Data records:
* BEGIN *

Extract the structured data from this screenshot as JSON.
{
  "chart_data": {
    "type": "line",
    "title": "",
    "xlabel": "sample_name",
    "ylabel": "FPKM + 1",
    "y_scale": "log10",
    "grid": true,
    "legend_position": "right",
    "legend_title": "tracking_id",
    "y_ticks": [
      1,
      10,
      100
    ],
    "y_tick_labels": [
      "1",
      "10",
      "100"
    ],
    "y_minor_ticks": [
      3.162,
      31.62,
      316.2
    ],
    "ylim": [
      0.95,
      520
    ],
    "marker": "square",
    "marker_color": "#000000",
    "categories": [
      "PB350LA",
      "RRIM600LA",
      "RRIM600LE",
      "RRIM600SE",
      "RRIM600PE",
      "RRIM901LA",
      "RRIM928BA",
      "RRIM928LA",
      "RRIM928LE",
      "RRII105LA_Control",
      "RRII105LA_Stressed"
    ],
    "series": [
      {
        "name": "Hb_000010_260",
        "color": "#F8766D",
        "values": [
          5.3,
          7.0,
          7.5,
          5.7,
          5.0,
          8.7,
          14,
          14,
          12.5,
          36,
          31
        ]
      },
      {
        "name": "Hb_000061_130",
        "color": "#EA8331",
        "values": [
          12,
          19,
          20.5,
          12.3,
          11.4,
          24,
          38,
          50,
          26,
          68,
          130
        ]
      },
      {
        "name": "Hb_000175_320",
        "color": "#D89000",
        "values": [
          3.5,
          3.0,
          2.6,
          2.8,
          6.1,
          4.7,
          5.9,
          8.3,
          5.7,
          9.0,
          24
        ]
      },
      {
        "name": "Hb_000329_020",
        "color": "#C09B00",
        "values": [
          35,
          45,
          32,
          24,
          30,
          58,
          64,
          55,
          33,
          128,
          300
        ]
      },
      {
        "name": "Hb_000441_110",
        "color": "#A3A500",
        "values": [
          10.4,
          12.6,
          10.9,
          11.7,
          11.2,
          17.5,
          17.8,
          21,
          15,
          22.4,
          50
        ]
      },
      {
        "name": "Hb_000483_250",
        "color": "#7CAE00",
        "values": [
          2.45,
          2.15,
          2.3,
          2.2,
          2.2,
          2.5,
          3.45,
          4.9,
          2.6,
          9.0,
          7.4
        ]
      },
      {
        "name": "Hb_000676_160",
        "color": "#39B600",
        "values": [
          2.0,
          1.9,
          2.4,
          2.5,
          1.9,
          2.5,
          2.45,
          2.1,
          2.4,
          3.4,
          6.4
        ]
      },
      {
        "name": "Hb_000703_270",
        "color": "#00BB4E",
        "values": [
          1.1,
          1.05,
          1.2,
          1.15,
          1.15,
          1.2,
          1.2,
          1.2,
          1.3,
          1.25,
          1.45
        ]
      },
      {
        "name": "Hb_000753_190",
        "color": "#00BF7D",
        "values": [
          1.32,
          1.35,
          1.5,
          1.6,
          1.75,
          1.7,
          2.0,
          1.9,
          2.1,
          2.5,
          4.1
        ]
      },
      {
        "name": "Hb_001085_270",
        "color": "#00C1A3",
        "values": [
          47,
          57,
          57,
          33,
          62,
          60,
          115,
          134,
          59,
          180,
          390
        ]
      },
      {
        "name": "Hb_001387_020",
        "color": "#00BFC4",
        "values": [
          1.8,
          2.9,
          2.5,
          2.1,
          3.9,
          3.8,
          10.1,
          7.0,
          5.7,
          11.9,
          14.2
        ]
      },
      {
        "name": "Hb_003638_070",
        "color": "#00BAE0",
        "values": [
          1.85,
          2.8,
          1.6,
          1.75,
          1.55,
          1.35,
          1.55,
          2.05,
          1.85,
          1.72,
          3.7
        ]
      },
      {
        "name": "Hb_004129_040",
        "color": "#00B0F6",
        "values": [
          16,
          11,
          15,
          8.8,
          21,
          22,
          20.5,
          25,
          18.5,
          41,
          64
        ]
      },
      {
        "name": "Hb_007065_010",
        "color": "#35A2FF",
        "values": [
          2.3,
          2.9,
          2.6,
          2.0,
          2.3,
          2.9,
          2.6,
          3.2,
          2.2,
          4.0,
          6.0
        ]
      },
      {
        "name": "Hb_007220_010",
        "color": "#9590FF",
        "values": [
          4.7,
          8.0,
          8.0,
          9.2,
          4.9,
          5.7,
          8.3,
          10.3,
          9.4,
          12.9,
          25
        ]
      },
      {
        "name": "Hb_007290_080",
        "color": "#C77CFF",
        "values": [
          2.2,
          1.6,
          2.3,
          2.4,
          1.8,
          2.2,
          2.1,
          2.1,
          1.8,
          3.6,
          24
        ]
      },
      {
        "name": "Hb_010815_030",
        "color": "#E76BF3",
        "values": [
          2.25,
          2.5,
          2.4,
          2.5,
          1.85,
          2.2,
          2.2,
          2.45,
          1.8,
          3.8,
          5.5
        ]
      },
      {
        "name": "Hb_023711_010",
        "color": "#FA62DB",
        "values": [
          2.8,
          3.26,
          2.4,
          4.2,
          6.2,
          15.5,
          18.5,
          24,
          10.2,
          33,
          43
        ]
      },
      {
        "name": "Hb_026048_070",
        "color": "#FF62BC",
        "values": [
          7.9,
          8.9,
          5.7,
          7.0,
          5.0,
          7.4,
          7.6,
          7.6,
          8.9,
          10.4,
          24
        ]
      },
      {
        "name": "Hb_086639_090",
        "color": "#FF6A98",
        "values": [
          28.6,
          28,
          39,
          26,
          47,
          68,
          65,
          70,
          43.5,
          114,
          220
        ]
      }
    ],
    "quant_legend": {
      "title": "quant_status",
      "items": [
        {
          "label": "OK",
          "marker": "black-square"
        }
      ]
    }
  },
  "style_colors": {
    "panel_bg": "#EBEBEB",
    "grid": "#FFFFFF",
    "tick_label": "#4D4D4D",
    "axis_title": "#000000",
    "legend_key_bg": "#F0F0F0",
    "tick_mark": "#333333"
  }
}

* END *
* BEGIN *

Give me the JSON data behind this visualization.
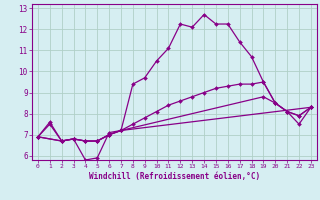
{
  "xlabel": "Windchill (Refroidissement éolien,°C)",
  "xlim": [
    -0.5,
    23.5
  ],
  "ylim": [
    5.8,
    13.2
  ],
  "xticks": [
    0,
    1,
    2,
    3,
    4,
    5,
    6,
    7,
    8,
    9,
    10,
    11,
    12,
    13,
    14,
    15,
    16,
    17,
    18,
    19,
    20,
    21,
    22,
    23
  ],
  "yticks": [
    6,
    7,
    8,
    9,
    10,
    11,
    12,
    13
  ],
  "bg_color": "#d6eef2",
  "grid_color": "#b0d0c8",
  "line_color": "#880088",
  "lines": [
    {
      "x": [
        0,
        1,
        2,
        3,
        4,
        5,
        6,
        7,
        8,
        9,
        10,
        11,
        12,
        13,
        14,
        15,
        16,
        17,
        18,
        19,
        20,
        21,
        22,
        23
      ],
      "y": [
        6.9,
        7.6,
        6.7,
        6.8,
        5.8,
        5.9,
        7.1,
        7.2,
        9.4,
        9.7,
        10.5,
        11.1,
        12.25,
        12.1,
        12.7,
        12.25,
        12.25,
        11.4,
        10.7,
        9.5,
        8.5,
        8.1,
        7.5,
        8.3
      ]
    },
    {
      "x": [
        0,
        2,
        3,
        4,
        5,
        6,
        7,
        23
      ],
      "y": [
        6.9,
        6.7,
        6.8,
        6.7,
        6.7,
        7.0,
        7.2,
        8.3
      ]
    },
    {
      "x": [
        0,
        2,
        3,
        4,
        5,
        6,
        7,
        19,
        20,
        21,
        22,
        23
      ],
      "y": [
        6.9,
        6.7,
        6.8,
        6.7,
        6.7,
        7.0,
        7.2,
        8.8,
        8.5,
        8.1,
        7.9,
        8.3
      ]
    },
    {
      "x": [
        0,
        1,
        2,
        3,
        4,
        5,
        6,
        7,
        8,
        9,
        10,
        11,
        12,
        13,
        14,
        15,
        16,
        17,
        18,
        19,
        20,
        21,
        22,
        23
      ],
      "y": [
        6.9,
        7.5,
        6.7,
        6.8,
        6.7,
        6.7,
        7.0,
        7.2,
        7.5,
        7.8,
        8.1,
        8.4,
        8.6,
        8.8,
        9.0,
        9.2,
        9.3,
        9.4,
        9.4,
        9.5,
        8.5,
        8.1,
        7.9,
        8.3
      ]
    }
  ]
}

* END *

The exercise :: Copy each line above that contains the word "xlabel".

Task result ::
    "xlabel": "sample_name",
  "xlabel": "Windchill (Refroidissement éolien,°C)",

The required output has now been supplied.